### Work instructions
Search the material for "утверждении" and show all lines that contain it.

#### Recorded information ####

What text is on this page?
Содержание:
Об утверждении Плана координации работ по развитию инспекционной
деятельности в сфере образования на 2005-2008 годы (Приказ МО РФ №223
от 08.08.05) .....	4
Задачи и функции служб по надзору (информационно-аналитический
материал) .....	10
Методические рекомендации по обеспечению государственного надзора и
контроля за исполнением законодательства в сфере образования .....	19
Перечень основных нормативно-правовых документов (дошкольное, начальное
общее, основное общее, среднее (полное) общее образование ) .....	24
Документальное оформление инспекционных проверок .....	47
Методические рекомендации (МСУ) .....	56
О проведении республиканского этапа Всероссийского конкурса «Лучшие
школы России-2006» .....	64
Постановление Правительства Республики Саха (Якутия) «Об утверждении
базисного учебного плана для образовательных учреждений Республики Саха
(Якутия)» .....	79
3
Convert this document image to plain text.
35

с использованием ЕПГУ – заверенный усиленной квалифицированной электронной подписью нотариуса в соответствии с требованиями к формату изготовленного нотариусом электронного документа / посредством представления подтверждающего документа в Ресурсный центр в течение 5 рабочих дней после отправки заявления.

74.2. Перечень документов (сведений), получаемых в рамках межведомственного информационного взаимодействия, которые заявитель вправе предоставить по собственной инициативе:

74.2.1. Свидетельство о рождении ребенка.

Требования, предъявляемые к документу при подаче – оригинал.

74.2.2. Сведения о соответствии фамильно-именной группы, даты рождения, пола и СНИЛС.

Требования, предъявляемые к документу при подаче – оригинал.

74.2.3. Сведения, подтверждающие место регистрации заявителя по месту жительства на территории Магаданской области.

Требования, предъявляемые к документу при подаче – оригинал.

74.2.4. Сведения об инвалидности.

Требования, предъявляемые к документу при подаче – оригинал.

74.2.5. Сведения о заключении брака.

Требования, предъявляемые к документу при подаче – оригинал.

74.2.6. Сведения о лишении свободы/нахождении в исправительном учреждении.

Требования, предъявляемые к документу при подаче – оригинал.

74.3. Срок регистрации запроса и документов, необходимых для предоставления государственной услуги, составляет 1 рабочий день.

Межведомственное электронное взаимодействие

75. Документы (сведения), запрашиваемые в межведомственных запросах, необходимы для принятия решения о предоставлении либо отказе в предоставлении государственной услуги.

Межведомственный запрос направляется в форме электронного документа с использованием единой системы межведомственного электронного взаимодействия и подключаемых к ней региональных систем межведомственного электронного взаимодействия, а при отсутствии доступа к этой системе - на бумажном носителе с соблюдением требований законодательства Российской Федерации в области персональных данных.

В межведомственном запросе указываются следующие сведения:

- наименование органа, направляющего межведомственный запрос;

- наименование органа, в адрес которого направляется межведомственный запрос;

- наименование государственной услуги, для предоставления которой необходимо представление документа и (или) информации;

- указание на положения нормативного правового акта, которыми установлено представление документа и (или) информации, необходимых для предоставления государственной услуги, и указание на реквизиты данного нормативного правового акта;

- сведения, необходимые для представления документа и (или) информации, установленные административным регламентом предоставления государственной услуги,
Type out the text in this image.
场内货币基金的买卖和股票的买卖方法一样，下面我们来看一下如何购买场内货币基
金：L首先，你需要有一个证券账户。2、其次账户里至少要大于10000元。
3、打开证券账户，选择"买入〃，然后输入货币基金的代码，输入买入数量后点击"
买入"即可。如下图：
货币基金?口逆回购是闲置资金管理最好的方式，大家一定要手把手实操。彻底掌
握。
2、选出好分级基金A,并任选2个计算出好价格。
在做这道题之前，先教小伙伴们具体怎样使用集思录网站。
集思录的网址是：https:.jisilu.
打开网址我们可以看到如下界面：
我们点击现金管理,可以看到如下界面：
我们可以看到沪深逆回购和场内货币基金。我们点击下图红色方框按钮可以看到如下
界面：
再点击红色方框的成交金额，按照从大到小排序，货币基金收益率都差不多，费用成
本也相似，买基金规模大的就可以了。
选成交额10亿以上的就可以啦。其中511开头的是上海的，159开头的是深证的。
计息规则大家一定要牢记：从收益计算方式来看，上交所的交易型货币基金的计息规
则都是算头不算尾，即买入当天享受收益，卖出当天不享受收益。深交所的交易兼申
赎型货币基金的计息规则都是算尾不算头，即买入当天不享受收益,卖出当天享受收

####

### Written answer
Об утверждении Плана координации работ по развитию инспекционной
Постановление Правительства Республики Саха (Якутия) «Об утверждении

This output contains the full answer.